Selected extract:
......

IVP - Strangely Dim

July 21, 2006

I Wanna Be Your Manager

I’ve had lots of conversations about management this week. Not the management, of course—in case my boss is reading this. I’ve actually been discussing the concept of management—as a challenge, as a calling—with some friends of mine.

*One friend used to manage a team of people, but his new responsibilities have him working mostly on his own.
*Another friend has an opportunity to manage a couple-hundred people after working for years mostly on his own.
*Still another friend loves her work and the people who report to her, but struggles with being the boss.

Meanwhile, my wife and I are doing some soul-searching to figure out what the next season of our lives is going to be like. She’s a manager, and I can barely manage to stay awake, so her vision-quest is taking on a very different character from mine. Still, I find the idea of management pretty intriguing.

Organizations often group people according to task, and then stack them according to tenure or job experience. That makes sense to me—the person on top is most likely to have already done what everybody else can’t figure out how to do—but what if the person on top is a jerk, or a recluse, or a werewolf, or whatever? What if that person’s tenure came through well-timed acts of character assassination and kissing up to the boss? It’s not all about the steady execution of tasks; the atmosphere that a team operates in is established at least in part by the manager, and I for one would find it hard to breathe with someone like that stacked on top of me.

......

[Element and box listings]

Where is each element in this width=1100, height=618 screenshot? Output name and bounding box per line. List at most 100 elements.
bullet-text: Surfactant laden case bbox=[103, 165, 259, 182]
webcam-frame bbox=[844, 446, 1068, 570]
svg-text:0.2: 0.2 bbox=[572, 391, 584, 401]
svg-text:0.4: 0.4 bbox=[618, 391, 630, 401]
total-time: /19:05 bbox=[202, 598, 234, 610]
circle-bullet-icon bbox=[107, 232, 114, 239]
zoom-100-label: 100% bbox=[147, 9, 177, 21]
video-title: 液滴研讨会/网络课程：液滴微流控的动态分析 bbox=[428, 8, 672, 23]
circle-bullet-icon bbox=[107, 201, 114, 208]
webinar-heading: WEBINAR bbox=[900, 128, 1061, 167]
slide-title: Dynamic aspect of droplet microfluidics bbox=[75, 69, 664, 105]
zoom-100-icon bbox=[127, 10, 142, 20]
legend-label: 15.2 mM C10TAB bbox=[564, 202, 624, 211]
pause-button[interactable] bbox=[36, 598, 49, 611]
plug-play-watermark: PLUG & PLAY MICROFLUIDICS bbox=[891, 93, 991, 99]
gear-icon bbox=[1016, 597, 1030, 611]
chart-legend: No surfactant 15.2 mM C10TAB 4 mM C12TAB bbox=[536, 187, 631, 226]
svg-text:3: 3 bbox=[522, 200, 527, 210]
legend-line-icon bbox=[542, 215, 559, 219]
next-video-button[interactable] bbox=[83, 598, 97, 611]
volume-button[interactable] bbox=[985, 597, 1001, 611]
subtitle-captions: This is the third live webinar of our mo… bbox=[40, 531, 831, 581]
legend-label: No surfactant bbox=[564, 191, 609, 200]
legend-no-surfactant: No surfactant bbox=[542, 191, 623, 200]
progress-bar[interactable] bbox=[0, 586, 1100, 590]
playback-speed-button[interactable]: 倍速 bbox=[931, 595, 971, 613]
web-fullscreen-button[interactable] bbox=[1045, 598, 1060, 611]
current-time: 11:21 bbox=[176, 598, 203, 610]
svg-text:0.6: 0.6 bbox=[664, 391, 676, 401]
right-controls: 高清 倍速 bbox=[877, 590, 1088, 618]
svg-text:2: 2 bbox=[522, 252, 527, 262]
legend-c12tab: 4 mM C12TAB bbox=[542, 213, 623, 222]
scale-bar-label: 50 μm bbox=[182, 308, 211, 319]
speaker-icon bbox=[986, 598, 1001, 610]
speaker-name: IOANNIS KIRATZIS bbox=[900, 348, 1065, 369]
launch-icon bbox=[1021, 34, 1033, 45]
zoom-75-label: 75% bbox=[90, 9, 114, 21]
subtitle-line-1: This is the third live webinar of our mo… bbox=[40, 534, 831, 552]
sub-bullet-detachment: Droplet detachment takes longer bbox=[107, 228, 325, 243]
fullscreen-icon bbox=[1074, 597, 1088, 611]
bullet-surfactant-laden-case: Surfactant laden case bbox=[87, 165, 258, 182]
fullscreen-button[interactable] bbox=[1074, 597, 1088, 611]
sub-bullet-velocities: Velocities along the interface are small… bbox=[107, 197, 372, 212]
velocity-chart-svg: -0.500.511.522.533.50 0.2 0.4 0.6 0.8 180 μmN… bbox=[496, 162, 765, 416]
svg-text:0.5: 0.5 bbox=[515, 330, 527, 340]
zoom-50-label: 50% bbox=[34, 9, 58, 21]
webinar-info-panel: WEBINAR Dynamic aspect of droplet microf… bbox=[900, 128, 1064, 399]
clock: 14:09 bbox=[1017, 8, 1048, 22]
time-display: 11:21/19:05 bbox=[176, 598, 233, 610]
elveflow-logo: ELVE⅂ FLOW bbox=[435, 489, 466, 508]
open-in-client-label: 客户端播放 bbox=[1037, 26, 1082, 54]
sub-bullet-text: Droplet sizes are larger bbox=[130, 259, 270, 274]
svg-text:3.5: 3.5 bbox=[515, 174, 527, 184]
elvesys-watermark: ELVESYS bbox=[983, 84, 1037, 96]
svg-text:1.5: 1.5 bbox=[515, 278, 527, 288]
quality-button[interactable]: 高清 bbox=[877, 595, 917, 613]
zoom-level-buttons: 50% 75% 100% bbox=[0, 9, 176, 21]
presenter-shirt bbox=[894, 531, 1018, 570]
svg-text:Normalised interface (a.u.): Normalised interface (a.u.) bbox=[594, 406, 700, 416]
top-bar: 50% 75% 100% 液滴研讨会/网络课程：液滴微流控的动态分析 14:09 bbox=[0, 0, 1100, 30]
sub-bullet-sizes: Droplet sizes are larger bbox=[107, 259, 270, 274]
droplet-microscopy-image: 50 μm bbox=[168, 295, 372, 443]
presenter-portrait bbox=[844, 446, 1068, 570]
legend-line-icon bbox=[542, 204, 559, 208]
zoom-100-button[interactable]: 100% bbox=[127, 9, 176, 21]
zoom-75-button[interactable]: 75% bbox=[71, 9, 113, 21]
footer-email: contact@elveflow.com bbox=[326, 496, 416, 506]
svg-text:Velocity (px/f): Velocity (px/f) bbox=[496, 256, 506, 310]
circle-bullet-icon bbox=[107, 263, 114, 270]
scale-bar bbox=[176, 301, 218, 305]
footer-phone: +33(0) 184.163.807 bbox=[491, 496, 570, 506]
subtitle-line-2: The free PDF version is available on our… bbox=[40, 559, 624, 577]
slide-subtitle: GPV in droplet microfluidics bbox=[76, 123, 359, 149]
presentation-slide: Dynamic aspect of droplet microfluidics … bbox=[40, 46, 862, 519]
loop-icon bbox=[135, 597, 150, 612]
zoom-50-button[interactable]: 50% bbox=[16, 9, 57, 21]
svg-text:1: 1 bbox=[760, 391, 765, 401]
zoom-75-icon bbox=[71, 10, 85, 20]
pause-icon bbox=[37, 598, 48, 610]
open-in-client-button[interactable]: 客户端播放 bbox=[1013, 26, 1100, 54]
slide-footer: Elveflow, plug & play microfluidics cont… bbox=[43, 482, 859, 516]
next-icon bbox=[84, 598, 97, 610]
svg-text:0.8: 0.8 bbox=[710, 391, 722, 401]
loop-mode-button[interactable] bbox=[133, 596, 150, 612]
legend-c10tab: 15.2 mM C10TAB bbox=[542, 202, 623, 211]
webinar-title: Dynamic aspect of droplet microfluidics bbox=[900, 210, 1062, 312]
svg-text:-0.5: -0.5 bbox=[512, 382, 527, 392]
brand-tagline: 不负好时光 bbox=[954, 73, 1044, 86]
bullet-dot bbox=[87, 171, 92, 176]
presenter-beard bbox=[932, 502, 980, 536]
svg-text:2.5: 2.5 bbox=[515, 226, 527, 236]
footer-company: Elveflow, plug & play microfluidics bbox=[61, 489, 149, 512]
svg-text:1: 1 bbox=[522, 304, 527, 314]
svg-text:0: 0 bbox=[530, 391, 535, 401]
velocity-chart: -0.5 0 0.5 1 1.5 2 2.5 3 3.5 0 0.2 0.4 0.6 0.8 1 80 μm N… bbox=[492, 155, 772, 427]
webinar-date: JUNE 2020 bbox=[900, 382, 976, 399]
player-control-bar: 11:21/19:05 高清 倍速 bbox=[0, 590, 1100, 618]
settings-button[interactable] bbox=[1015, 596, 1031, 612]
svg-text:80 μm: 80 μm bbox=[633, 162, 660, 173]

......

Given task:
In the blog post about management, how many people does one friend have an opportunity to manage? You won't need the rows.

Result of the exercise:
A couple-hundred people.